- 抜粋

■ ■ ■ ■ ■

走行試験にGO!スマートフォンのGPS機能比較

 最近のスマートフォンにはカーナビ機能が標準装備されています。カーナビ機能を起動させると、自分が今どこにいるのか知ることができ、自動車の運転時などは特に、多くのユーザーがカーナビ機能に頼って道に迷わないようにしています。ただ、ポジショニングの正確性には未だに多くの課題があります。一般ユーザーがカーナビ機能を使用する際によく見られるのが、ポジショニングの遅れ、ロケーションの消失、ルートからのずれといった問題です。これは、GPS性能が低いことや、周囲にある建物が高層かつ密集している場合に比較的よく見られます。

 アリオンのチームは、特にスマートフォンのGPS能力確認に対する有効な方法として、複数のスマートフォンを使った様々な道路環境による実際の走行試験を設計し、GPS能力の比較試験を実施しました。様々な走行試験環境の下でポジショニングの失敗ルート(Failure Route)を探し出すほか、その問題の発生率(Failure Rate) を分析し、同時に各スマートフォンによるポジショニングのずれの状況と、周囲の環境がずれにどの程度影響するか比較します。

走行試験によるスマートフォンのGPS性能比較

 現在、Android OSを搭載したスマートフォンは市場に数多く発売されています。メーカーによって販売年度、ハードウェアの規格で分類され、さらにGPS機能とナビゲーションアプリも多岐の選択肢があるため、比較分析が困難です。このため本稿ではAndroidのスマートフォンに対して、いくつか実際のルート試験を実施し、各スマートフォンのGPS機能のパフォーマンスを比較しました。

■ ■ ■ ■ ■

- 資料
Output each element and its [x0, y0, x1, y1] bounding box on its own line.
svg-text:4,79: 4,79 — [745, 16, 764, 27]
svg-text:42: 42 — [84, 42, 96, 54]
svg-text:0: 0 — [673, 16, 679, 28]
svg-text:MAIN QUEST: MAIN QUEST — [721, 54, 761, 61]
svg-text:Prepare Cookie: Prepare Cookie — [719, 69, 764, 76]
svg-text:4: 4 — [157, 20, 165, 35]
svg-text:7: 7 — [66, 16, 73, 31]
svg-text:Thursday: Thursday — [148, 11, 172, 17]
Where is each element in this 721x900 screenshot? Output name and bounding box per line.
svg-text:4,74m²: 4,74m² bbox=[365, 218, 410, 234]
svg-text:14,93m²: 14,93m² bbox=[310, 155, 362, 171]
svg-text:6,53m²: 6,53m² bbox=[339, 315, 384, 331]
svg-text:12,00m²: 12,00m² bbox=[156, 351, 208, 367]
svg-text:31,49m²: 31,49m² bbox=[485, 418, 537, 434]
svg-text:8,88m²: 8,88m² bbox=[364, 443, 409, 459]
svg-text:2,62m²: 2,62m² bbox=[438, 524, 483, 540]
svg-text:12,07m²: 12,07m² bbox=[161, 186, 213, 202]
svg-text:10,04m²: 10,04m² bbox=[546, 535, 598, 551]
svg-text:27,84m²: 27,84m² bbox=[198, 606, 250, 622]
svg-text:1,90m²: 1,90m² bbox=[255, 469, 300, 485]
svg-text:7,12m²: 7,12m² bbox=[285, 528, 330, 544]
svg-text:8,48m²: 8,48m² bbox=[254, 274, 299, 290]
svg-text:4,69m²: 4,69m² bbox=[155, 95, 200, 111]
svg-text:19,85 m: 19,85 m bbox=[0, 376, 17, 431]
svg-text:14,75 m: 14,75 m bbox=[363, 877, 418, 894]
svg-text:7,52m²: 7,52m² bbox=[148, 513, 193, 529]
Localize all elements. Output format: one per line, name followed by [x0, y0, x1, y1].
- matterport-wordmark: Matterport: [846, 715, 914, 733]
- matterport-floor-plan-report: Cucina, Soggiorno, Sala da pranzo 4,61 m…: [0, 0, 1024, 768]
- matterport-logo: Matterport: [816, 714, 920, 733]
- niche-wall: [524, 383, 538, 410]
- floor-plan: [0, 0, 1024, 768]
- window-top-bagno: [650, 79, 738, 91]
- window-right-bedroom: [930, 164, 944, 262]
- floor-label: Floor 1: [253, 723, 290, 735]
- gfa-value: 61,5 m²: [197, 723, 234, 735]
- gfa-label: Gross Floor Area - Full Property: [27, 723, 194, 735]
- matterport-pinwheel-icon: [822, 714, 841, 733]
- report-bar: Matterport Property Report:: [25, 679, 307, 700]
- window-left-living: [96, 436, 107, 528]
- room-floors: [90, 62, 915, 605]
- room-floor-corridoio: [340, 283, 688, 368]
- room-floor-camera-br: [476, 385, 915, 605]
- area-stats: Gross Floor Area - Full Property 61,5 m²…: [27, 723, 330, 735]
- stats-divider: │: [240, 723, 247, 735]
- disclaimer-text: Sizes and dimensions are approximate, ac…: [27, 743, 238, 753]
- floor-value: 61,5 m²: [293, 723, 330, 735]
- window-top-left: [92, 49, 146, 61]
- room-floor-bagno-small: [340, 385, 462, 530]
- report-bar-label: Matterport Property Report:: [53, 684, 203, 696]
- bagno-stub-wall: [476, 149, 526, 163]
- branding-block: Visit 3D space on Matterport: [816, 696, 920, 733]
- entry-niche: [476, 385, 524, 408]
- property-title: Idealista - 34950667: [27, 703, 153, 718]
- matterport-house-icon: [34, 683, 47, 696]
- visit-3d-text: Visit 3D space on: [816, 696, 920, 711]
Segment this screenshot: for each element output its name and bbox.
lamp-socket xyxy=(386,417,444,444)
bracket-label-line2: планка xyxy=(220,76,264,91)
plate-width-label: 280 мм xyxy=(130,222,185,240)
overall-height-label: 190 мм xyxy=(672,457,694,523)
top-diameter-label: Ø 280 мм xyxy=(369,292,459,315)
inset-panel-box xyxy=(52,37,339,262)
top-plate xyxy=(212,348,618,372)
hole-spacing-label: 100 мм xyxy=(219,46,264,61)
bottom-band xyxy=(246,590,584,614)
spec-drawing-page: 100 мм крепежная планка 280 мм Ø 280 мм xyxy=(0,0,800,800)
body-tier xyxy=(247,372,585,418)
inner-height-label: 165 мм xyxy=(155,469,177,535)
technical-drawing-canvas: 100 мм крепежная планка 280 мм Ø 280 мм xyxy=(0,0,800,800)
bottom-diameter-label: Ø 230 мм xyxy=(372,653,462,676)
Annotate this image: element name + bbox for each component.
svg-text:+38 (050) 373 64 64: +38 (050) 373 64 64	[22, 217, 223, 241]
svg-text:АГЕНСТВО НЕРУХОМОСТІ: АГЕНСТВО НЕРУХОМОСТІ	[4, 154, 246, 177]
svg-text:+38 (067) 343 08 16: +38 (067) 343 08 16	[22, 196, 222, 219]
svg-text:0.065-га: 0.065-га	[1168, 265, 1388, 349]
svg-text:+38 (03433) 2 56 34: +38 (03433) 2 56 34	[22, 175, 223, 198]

■ ■ ■ ■ ■

- 練習問題
**1.** 抜粋のうち、「走行試験にGO!スマートフォンのGPS機能比較」を含む語句で始まり「場合に比較的よく見られます。」で終わる部分を、一字一句違えずに抜き出してください。
**2.** 抜粋の記述に基づき、次の問いに答えよ。
(a) 一般ユーザーがカーナビ機能を使用する際によく見られる問題として、挙げられている三つは何か。
(b) アリオンのチームが様々な走行試験環境の下で探し出すものは何か。
(c) 本稿で走行試験の対象としたのは、どのOSを搭載したスマートフォンか。

- 解答
**1.**
走行試験にGO!スマートフォンのGPS機能比較

 最近のスマートフォンにはカーナビ機能が標準装備されています。カーナビ機能を起動させると、自分が今どこにいるのか知ることができ、自動車の運転時などは特に、多くのユーザーがカーナビ機能に頼って道に迷わないようにしています。ただ、ポジショニングの正確性には未だに多くの課題があります。一般ユーザーがカーナビ機能を使用する際によく見られるのが、ポジショニングの遅れ、ロケーションの消失、ルートからのずれといった問題です。これは、GPS性能が低いことや、周囲にある建物が高層かつ密集している場合に比較的よく見られます。

**2.**
(a) ポジショニングの遅れ、ロケーションの消失、ルートからのずれ
(b) ポジショニングの失敗ルート(Failure Route)
(c) Android